▸ WHAT TO PRODUCE
Repeat all of the material exactly as given.

[Entries taken from a collection]
——————————
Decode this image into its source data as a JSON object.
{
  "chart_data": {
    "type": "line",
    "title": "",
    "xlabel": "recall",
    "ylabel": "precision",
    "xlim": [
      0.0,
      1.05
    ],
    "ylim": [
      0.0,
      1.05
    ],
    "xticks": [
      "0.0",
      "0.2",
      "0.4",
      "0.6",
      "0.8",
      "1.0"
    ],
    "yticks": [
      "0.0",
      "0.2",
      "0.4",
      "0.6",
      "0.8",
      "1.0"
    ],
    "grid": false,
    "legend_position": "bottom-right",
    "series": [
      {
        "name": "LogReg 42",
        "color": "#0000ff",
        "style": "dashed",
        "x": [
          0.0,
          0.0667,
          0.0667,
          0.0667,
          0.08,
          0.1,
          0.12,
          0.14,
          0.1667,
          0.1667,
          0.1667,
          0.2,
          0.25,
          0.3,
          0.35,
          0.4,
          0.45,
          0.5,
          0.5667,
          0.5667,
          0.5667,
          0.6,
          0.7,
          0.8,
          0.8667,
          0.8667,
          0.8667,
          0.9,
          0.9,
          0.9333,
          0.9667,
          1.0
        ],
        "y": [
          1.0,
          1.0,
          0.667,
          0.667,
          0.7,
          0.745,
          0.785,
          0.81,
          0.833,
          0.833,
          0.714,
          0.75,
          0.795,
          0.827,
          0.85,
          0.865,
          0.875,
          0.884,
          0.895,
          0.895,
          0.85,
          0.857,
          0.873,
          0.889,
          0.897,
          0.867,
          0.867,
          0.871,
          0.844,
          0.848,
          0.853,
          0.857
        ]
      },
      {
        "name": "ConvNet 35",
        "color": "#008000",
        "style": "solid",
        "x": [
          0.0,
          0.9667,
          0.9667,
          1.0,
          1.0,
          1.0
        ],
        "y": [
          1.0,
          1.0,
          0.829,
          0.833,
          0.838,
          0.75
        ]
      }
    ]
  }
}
——————————
▸ RESULT OF THIS TASK
Decode this image into its source data as a JSON object.
{
  "chart_data": {
    "type": "line",
    "title": "",
    "xlabel": "recall",
    "ylabel": "precision",
    "xlim": [
      0.0,
      1.05
    ],
    "ylim": [
      0.0,
      1.05
    ],
    "xticks": [
      "0.0",
      "0.2",
      "0.4",
      "0.6",
      "0.8",
      "1.0"
    ],
    "yticks": [
      "0.0",
      "0.2",
      "0.4",
      "0.6",
      "0.8",
      "1.0"
    ],
    "grid": false,
    "legend_position": "bottom-right",
    "series": [
      {
        "name": "LogReg 42",
        "color": "#0000ff",
        "style": "dashed",
        "x": [
          0.0,
          0.0667,
          0.0667,
          0.0667,
          0.08,
          0.1,
          0.12,
          0.14,
          0.1667,
          0.1667,
          0.1667,
          0.2,
          0.25,
          0.3,
          0.35,
          0.4,
          0.45,
          0.5,
          0.5667,
          0.5667,
          0.5667,
          0.6,
          0.7,
          0.8,
          0.8667,
          0.8667,
          0.8667,
          0.9,
          0.9,
          0.9333,
          0.9667,
          1.0
        ],
        "y": [
          1.0,
          1.0,
          0.667,
          0.667,
          0.7,
          0.745,
          0.785,
          0.81,
          0.833,
          0.833,
          0.714,
          0.75,
          0.795,
          0.827,
          0.85,
          0.865,
          0.875,
          0.884,
          0.895,
          0.895,
          0.85,
          0.857,
          0.873,
          0.889,
          0.897,
          0.867,
          0.867,
          0.871,
          0.844,
          0.848,
          0.853,
          0.857
        ]
      },
      {
        "name": "ConvNet 35",
        "color": "#008000",
        "style": "solid",
        "x": [
          0.0,
          0.9667,
          0.9667,
          1.0,
          1.0,
          1.0
        ],
        "y": [
          1.0,
          1.0,
          0.829,
          0.833,
          0.838,
          0.75
        ]
      }
    ]
  }
}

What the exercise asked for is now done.